* [TASK INSTRUCTIONS]
In your copy, include every line of the listing below exactly but none of the pictures.
____
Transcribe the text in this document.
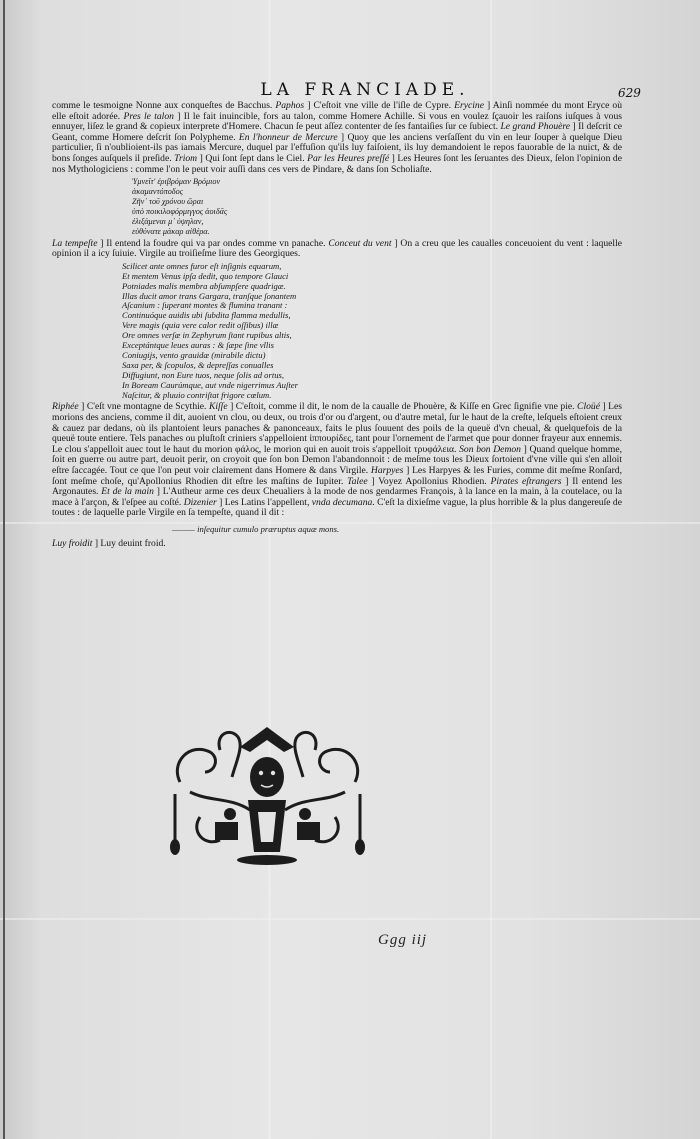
LA FRANCIADE.	629

comme le tesmoigne Nonne aux conqueſtes de Bacchus. Paphos ] C'eſtoit vne ville de l'iſle de Cypre. Erycine ] Ainſi nommée du mont Eryce où elle eſtoit adorée. Pres le talon ] Il le fait inuincible, fors au talon, comme Homere Achille. Si vous en voulez ſçauoir les raiſons iuſques à vous ennuyer, liſez le grand & copieux interprete d'Homere. Chacun ſe peut aſſez contenter de ſes fantaiſies ſur ce ſubiect. Le grand Phouère ] Il deſcrit ce Geant, comme Homere deſcrit ſon Polypheme. En l'honneur de Mercure ] Quoy que les anciens verſaſſent du vin en leur ſouper à quelque Dieu particulier, ſi n'oublioient-ils pas iamais Mercure, duquel par l'effuſion qu'ils luy faiſoient, ils luy demandoient le repos fauorable de la nuict, & de bons ſonges auſquels il preſide. Triom ] Qui ſont ſept dans le Ciel. Par les Heures preſſé ] Les Heures ſont les ſeruantes des Dieux, ſelon l'opinion de nos Mythologiciens : comme l'on le peut voir auſſi dans ces vers de Pindare, & dans ſon Scholiaſte.

Ὑμνεῖτ' ἐριβρόμαν Βρόμιον
ἀκαμαντόποδος
Ζῆν᾽ τοῦ χρόνου ὥραι
ὑπὸ ποικιλοφόρμιγγος ἀοιδᾶς
ἐλιξάμεναι μ᾽ ὑψηλαν,
εὐθύνατε μάκαρ αἰθέρα.

La tempeſte ] Il entend la foudre qui va par ondes comme vn panache. Conceut du vent ] On a creu que les caualles conceuoient du vent : laquelle opinion il a icy ſuiuie. Virgile au troiſieſme liure des Georgiques.

Scilicet ante omnes furor eſt inſignis equarum,
Et mentem Venus ipſa dedit, quo tempore Glauci
Potniades malis membra abſumpſere quadrigæ.
Illas ducit amor trans Gargara, tranſque ſonantem
Aſcanium : ſuperant montes & flumina tranant :
Continuóque auidis ubi ſubdita flamma medullis,
Vere magis (quia vere calor redit oſſibus) illæ
Ore omnes verſæ in Zephyrum ſtant rupibus altis,
Exceptántque leues auras : & ſæpe ſine vllis
Coniugijs, vento grauidæ (mirabile dictu)
Saxa per, & ſcopulos, & depreſſas conualles
Diffugiunt, non Eure tuos, neque ſolis ad ortus,
In Boream Caurúmque, aut vnde nigerrimus Auſter
Naſcitur, & pluuio contriſtat frigore cœlum.

Riphée ] C'eſt vne montagne de Scythie. Kiſſe ] C'eſtoit, comme il dit, le nom de la caualle de Phouère, & Kiſſe en Grec ſignifie vne pie. Cloüé ] Les morions des anciens, comme il dit, auoient vn clou, ou deux, ou trois d'or ou d'argent, ou d'autre metal, ſur le haut de la creſte, leſquels eſtoient creux & cauez par dedans, où ils plantoient leurs panaches & panonceaux, faits le plus ſouuent des poils de la queuë d'vn cheual, & quelquefois de la queuë toute entiere. Tels panaches ou pluſtoſt criniers s'appelloient ἱππουρίδες, tant pour l'ornement de l'armet que pour donner frayeur aux ennemis. Le clou s'appelloit auec tout le haut du morion φάλος, le morion qui en auoit trois s'appelloit τρυφάλεια. Son bon Demon ] Quand quelque homme, ſoit en guerre ou autre part, deuoit perir, on croyoit que ſon bon Demon l'abandonnoit : de meſme tous les Dieux ſortoient d'vne ville qui s'en alloit eſtre ſaccagée. Tout ce que l'on peut voir clairement dans Homere & dans Virgile. Harpyes ] Les Harpyes & les Furies, comme dit meſme Ronſard, ſont meſme choſe, qu'Apollonius Rhodien dit eſtre les maſtins de Iupiter. Talee ] Voyez Apollonius Rhodien. Pirates eſtrangers ] Il entend les Argonautes. Et de la main ] L'Autheur arme ces deux Cheualiers à la mode de nos gendarmes François, à la lance en la main, à la coutelace, ou la mace à l'arçon, & l'eſpee au coſté. Dizenier ] Les Latins l'appellent, vnda decumana. C'eſt la dixieſme vague, la plus horrible & la plus dangereuſe de toutes : de laquelle parle Virgile en ſa tempeſte, quand il dit :

——— inſequitur cumulo præruptus aquæ mons.

Luy froidit ] Luy deuint froid.

Ggg iij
____
* [ANSWER TO THIS PROBLEM]
Transcribe the text in this document.
LA FRANCIADE.	629

comme le tesmoigne Nonne aux conqueſtes de Bacchus. Paphos ] C'eſtoit vne ville de l'iſle de Cypre. Erycine ] Ainſi nommée du mont Eryce où elle eſtoit adorée. Pres le talon ] Il le fait inuincible, fors au talon, comme Homere Achille. Si vous en voulez ſçauoir les raiſons iuſques à vous ennuyer, liſez le grand & copieux interprete d'Homere. Chacun ſe peut aſſez contenter de ſes fantaiſies ſur ce ſubiect. Le grand Phouère ] Il deſcrit ce Geant, comme Homere deſcrit ſon Polypheme. En l'honneur de Mercure ] Quoy que les anciens verſaſſent du vin en leur ſouper à quelque Dieu particulier, ſi n'oublioient-ils pas iamais Mercure, duquel par l'effuſion qu'ils luy faiſoient, ils luy demandoient le repos fauorable de la nuict, & de bons ſonges auſquels il preſide. Triom ] Qui ſont ſept dans le Ciel. Par les Heures preſſé ] Les Heures ſont les ſeruantes des Dieux, ſelon l'opinion de nos Mythologiciens : comme l'on le peut voir auſſi dans ces vers de Pindare, & dans ſon Scholiaſte.

Ὑμνεῖτ' ἐριβρόμαν Βρόμιον
ἀκαμαντόποδος
Ζῆν᾽ τοῦ χρόνου ὥραι
ὑπὸ ποικιλοφόρμιγγος ἀοιδᾶς
ἐλιξάμεναι μ᾽ ὑψηλαν,
εὐθύνατε μάκαρ αἰθέρα.

La tempeſte ] Il entend la foudre qui va par ondes comme vn panache. Conceut du vent ] On a creu que les caualles conceuoient du vent : laquelle opinion il a icy ſuiuie. Virgile au troiſieſme liure des Georgiques.

Scilicet ante omnes furor eſt inſignis equarum,
Et mentem Venus ipſa dedit, quo tempore Glauci
Potniades malis membra abſumpſere quadrigæ.
Illas ducit amor trans Gargara, tranſque ſonantem
Aſcanium : ſuperant montes & flumina tranant :
Continuóque auidis ubi ſubdita flamma medullis,
Vere magis (quia vere calor redit oſſibus) illæ
Ore omnes verſæ in Zephyrum ſtant rupibus altis,
Exceptántque leues auras : & ſæpe ſine vllis
Coniugijs, vento grauidæ (mirabile dictu)
Saxa per, & ſcopulos, & depreſſas conualles
Diffugiunt, non Eure tuos, neque ſolis ad ortus,
In Boream Caurúmque, aut vnde nigerrimus Auſter
Naſcitur, & pluuio contriſtat frigore cœlum.

Riphée ] C'eſt vne montagne de Scythie. Kiſſe ] C'eſtoit, comme il dit, le nom de la caualle de Phouère, & Kiſſe en Grec ſignifie vne pie. Cloüé ] Les morions des anciens, comme il dit, auoient vn clou, ou deux, ou trois d'or ou d'argent, ou d'autre metal, ſur le haut de la creſte, leſquels eſtoient creux & cauez par dedans, où ils plantoient leurs panaches & panonceaux, faits le plus ſouuent des poils de la queuë d'vn cheual, & quelquefois de la queuë toute entiere. Tels panaches ou pluſtoſt criniers s'appelloient ἱππουρίδες, tant pour l'ornement de l'armet que pour donner frayeur aux ennemis. Le clou s'appelloit auec tout le haut du morion φάλος, le morion qui en auoit trois s'appelloit τρυφάλεια. Son bon Demon ] Quand quelque homme, ſoit en guerre ou autre part, deuoit perir, on croyoit que ſon bon Demon l'abandonnoit : de meſme tous les Dieux ſortoient d'vne ville qui s'en alloit eſtre ſaccagée. Tout ce que l'on peut voir clairement dans Homere & dans Virgile. Harpyes ] Les Harpyes & les Furies, comme dit meſme Ronſard, ſont meſme choſe, qu'Apollonius Rhodien dit eſtre les maſtins de Iupiter. Talee ] Voyez Apollonius Rhodien. Pirates eſtrangers ] Il entend les Argonautes. Et de la main ] L'Autheur arme ces deux Cheualiers à la mode de nos gendarmes François, à la lance en la main, à la coutelace, ou la mace à l'arçon, & l'eſpee au coſté. Dizenier ] Les Latins l'appellent, vnda decumana. C'eſt la dixieſme vague, la plus horrible & la plus dangereuſe de toutes : de laquelle parle Virgile en ſa tempeſte, quand il dit :

——— inſequitur cumulo præruptus aquæ mons.

Luy froidit ] Luy deuint froid.

Ggg iij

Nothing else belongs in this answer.